> **WORK INSTRUCTION**
For each line below that holds the word "number", make a copy.

> **SOURCE DATA**

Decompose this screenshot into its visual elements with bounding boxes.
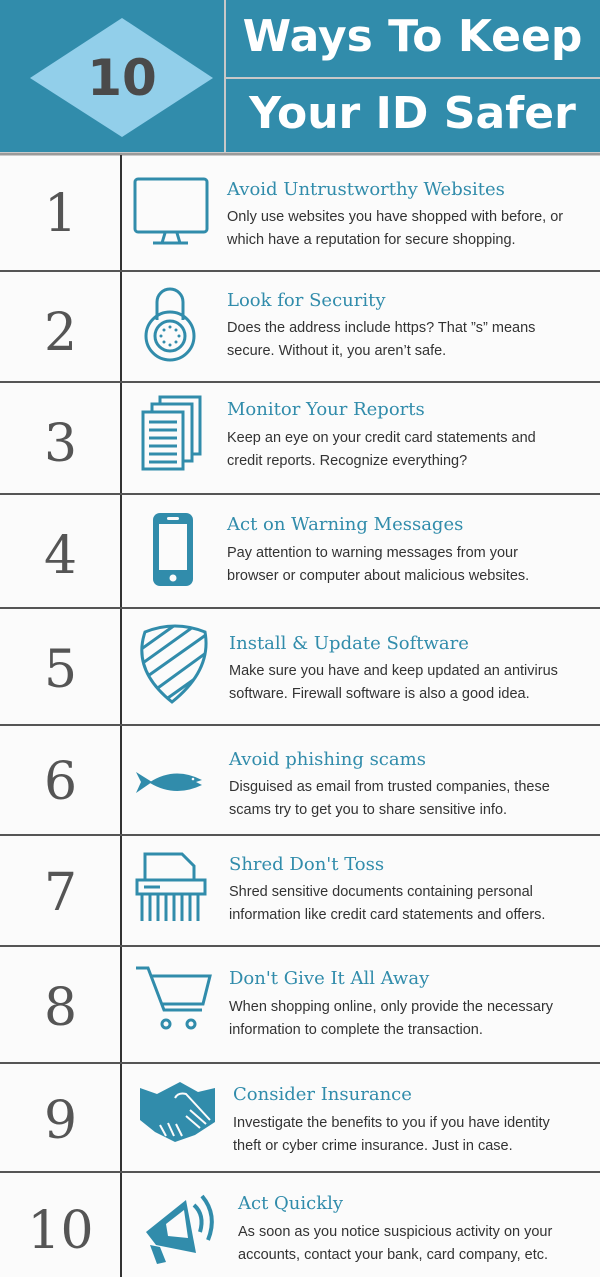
icon: shield — [140, 622, 210, 702]
body: As soon as you notice suspicious activity on your — [238, 1224, 552, 1240]
body: Does the address include https? That ”s” means — [227, 320, 535, 336]
icon: documents — [143, 397, 200, 469]
body: Pay attention to warning messages from your — [227, 545, 518, 561]
number 2: 2 — [44, 303, 77, 363]
title: Monitor Your Reports — [227, 399, 425, 420]
body: Disguised as email from trusted companies, these — [229, 779, 550, 795]
title: Consider Insurance — [233, 1084, 412, 1105]
title: Install & Update Software — [229, 633, 469, 654]
body — [233, 1115, 550, 1154]
body: Only use websites you have shopped with before, or — [227, 209, 563, 225]
body: theft or cyber crime insurance. Just in case. — [233, 1138, 513, 1154]
title: Shred Don't Toss — [229, 854, 384, 875]
icon: megaphone — [146, 1196, 212, 1264]
number 10: 10 — [27, 1201, 94, 1261]
body: which have a reputation for secure shopping. — [227, 232, 516, 248]
body: secure. Without it, you aren’t safe. — [227, 343, 446, 359]
title: Avoid Untrustworthy Websites — [227, 179, 505, 200]
body — [227, 545, 529, 584]
body — [229, 884, 545, 923]
number 4: 4 — [44, 526, 77, 586]
row 10 — [27, 1193, 552, 1263]
body — [227, 430, 536, 469]
icon: shredder — [137, 854, 205, 921]
icon: handshake — [140, 1082, 215, 1142]
row 7 — [44, 854, 545, 923]
body: accounts, contact your bank, card company, etc. — [238, 1247, 548, 1263]
body: Shred sensitive documents containing personal — [229, 884, 533, 900]
number 1: 1 — [44, 184, 77, 244]
body — [238, 1224, 552, 1263]
row 6 — [44, 749, 550, 818]
row 9 — [44, 1084, 550, 1154]
body: credit reports. Recognize everything? — [227, 453, 467, 469]
body: scams try to get you to share sensitive info. — [229, 802, 507, 818]
icon: monitor — [135, 179, 207, 243]
title: Act Quickly — [238, 1193, 343, 1214]
body: Investigate the benefits to you if you have identity — [233, 1115, 550, 1131]
number 8: 8 — [44, 978, 77, 1038]
body — [229, 663, 558, 702]
body — [229, 779, 550, 818]
title: Don't Give It All Away — [229, 968, 429, 989]
title: Look for Security — [227, 290, 386, 311]
title: Act on Warning Messages — [227, 514, 463, 535]
header banner — [0, 0, 600, 152]
header decoration: diamond with 10: 10 — [87, 49, 157, 107]
body: information to complete the transaction. — [229, 1022, 483, 1038]
header decoration: diamond with 10 — [30, 18, 213, 137]
title line 2: Your ID Safer — [249, 88, 576, 139]
number 3: 3 — [44, 414, 77, 474]
body: browser or computer about malicious websites. — [227, 568, 529, 584]
number 9: 9 — [44, 1091, 77, 1151]
row 5 — [44, 633, 558, 702]
icon: fish — [136, 772, 202, 793]
number 5: 5 — [44, 640, 77, 700]
icon: shopping cart — [136, 968, 210, 1028]
number 7: 7 — [44, 863, 77, 923]
title line 1: Ways To Keep — [243, 11, 582, 62]
body — [227, 320, 535, 359]
body: software. Firewall software is also a good idea. — [229, 686, 530, 702]
body — [227, 209, 563, 248]
icon: smartphone — [153, 513, 193, 586]
row 4 — [44, 514, 529, 586]
number 6: 6 — [44, 752, 77, 812]
row 8 — [44, 968, 553, 1038]
title: Avoid phishing scams — [229, 749, 426, 770]
icon: padlock — [146, 289, 194, 360]
row 3 — [44, 399, 536, 474]
body: information like credit card statements and offers. — [229, 907, 545, 923]
body: Make sure you have and keep updated an antivirus — [229, 663, 558, 679]
row 1 — [44, 179, 563, 248]
body — [229, 999, 553, 1038]
body: Keep an eye on your credit card statements and — [227, 430, 536, 446]
row 2 — [44, 290, 535, 363]
body: When shopping online, only provide the necessary — [229, 999, 553, 1015]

> **EXERCISE OUTPUT**
number 2: 2 — [44, 303, 77, 363]
number 10: 10 — [27, 1201, 94, 1261]
number 4: 4 — [44, 526, 77, 586]
number 1: 1 — [44, 184, 77, 244]
number 8: 8 — [44, 978, 77, 1038]
number 3: 3 — [44, 414, 77, 474]
number 9: 9 — [44, 1091, 77, 1151]
number 5: 5 — [44, 640, 77, 700]
number 7: 7 — [44, 863, 77, 923]
number 6: 6 — [44, 752, 77, 812]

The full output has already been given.